__WRITTEN TASK__: Your task is to tally the lines of the listing containing the word "name" and report the figure alone.

^^^^^^^^

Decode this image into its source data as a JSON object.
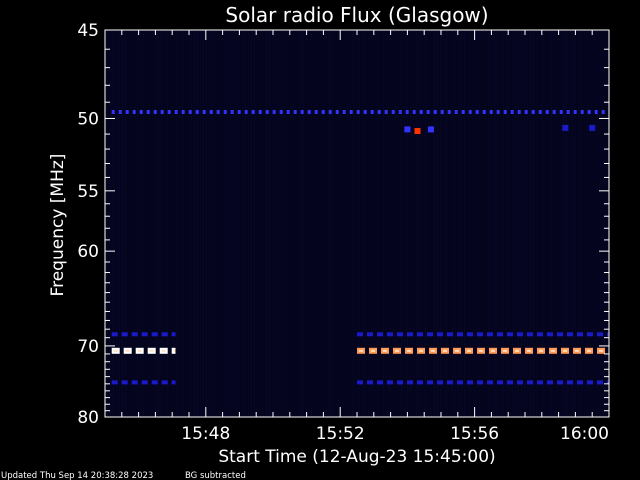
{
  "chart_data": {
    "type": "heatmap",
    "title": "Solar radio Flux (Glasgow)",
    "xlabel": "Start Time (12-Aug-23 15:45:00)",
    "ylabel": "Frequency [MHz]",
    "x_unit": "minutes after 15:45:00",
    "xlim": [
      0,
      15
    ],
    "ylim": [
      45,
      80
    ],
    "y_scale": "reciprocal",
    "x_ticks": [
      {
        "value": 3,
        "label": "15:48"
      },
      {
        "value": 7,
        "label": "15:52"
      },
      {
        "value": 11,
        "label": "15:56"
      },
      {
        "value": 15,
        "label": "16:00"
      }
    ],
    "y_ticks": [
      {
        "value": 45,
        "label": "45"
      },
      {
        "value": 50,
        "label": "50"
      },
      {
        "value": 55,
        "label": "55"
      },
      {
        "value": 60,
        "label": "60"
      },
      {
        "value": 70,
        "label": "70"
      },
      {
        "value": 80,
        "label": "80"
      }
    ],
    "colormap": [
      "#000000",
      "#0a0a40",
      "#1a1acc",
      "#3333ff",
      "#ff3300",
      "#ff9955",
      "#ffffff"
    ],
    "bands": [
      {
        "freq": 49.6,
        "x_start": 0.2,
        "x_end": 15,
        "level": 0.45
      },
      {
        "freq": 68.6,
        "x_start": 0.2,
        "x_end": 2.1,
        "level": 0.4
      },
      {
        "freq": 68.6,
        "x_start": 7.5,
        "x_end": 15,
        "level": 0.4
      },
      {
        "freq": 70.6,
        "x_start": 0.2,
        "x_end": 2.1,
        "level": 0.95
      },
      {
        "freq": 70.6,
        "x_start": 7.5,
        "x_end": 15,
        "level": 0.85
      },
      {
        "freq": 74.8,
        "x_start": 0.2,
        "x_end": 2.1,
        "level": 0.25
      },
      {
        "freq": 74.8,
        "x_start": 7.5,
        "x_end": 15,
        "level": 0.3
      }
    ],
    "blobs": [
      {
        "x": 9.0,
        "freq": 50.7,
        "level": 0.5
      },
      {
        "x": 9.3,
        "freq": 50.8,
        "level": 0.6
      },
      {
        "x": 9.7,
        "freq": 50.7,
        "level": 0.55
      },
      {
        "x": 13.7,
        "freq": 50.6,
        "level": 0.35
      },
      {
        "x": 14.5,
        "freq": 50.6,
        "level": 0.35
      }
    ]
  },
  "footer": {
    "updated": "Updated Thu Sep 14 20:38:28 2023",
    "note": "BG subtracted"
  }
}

^^^^^^^^

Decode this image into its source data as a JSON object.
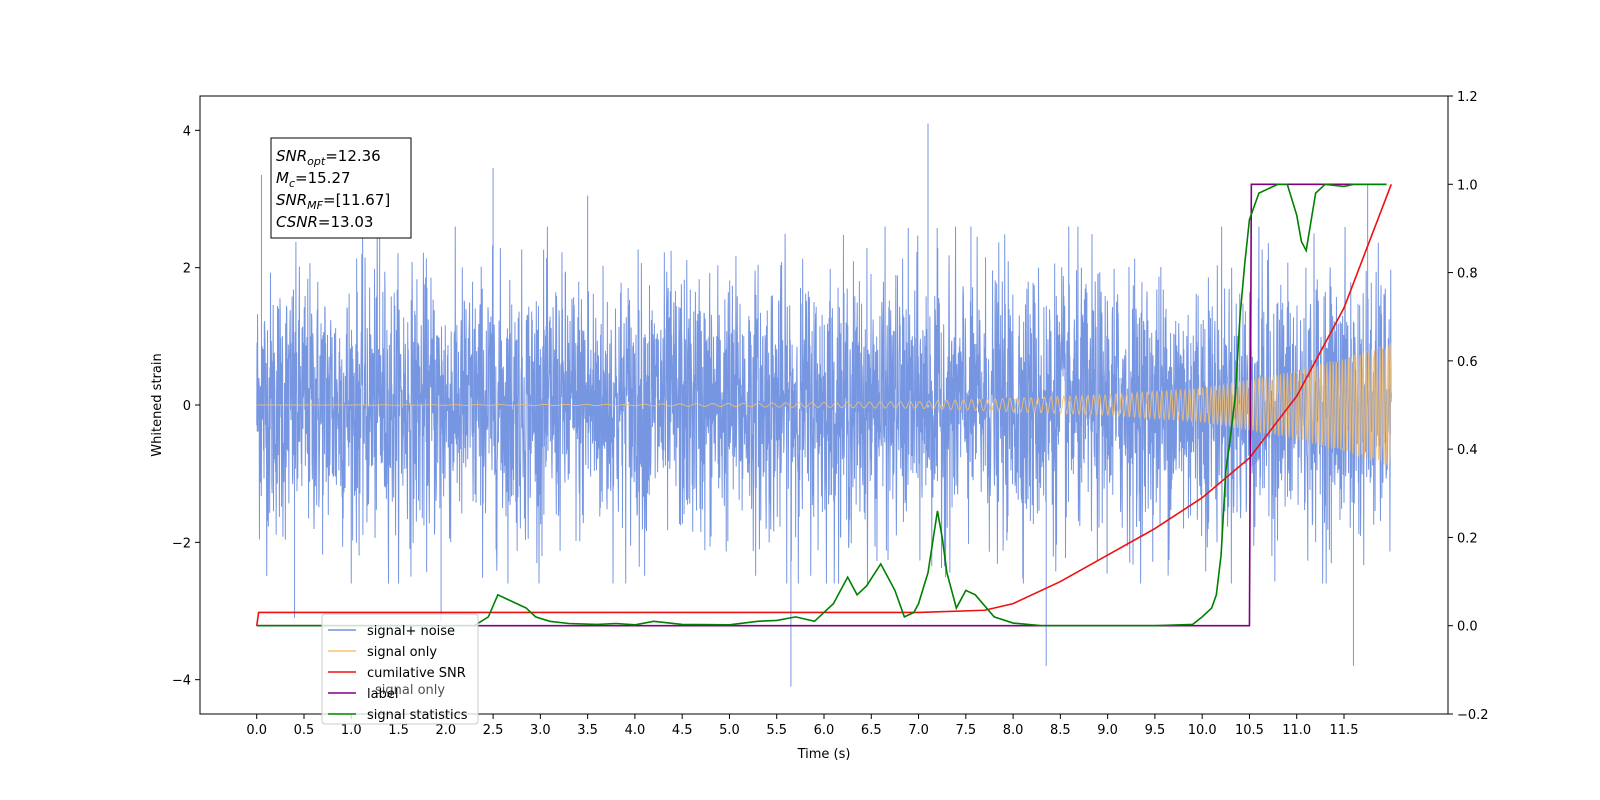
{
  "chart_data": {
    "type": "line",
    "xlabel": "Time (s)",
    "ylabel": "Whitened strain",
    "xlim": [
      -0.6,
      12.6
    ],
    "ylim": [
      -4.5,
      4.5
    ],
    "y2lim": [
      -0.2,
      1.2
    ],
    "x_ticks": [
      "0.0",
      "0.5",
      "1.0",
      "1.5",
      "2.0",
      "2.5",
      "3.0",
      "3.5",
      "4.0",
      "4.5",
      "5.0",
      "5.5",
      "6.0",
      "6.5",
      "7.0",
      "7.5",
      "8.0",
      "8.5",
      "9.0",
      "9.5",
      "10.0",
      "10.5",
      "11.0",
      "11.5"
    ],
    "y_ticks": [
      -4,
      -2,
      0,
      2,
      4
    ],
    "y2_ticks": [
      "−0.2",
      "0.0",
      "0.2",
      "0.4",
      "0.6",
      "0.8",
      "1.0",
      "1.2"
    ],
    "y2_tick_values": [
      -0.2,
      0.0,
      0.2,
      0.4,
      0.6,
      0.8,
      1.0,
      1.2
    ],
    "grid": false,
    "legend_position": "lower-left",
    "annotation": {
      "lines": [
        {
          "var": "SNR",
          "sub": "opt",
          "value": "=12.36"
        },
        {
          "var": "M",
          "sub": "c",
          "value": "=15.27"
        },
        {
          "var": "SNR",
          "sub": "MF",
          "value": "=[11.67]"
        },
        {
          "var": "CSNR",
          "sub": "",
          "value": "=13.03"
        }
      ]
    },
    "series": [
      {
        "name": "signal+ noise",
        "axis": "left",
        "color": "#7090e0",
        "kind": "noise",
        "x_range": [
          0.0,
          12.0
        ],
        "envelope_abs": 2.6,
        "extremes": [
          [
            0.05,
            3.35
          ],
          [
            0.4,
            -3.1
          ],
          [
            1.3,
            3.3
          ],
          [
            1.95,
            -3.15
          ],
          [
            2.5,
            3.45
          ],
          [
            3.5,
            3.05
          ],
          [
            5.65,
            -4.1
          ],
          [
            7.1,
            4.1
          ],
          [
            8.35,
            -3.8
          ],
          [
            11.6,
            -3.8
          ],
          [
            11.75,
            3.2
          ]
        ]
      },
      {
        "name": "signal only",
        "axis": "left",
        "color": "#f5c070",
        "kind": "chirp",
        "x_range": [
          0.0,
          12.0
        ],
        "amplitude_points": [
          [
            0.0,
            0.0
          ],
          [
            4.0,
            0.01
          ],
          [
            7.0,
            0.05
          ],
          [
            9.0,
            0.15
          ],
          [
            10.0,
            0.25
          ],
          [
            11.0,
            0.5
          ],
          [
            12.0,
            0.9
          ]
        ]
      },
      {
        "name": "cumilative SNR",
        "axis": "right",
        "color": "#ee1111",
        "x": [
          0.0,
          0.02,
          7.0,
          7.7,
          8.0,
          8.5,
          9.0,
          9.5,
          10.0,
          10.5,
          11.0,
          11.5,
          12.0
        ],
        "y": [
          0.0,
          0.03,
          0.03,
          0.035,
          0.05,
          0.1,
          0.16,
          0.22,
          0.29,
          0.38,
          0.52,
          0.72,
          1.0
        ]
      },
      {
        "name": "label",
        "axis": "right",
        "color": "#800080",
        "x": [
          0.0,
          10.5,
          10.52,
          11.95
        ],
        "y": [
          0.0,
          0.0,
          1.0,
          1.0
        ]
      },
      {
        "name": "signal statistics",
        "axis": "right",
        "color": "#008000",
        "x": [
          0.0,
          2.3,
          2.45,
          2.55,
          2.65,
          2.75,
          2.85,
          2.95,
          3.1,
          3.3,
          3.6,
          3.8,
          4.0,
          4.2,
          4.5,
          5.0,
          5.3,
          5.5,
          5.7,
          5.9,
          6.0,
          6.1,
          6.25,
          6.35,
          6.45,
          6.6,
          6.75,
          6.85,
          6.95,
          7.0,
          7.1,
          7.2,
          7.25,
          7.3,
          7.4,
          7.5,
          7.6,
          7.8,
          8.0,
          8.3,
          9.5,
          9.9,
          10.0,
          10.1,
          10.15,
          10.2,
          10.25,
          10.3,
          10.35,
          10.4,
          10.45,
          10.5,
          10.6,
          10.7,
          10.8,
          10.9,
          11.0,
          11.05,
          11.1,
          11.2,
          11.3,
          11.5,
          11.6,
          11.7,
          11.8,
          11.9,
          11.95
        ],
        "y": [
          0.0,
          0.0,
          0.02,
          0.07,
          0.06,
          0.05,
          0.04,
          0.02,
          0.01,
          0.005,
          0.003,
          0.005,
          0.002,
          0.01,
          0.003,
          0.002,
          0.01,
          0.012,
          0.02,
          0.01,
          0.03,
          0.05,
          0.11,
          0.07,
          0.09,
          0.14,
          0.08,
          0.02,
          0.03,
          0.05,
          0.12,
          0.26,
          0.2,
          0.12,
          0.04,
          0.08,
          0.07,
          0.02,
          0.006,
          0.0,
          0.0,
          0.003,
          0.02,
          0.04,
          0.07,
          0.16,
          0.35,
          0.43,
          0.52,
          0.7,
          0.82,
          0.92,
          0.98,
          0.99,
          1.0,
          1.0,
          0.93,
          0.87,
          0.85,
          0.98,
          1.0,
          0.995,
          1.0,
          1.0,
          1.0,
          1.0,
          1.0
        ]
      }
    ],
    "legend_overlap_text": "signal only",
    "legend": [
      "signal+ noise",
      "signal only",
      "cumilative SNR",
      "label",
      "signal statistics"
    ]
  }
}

^^^^^^^^

__RESPONSE__: 5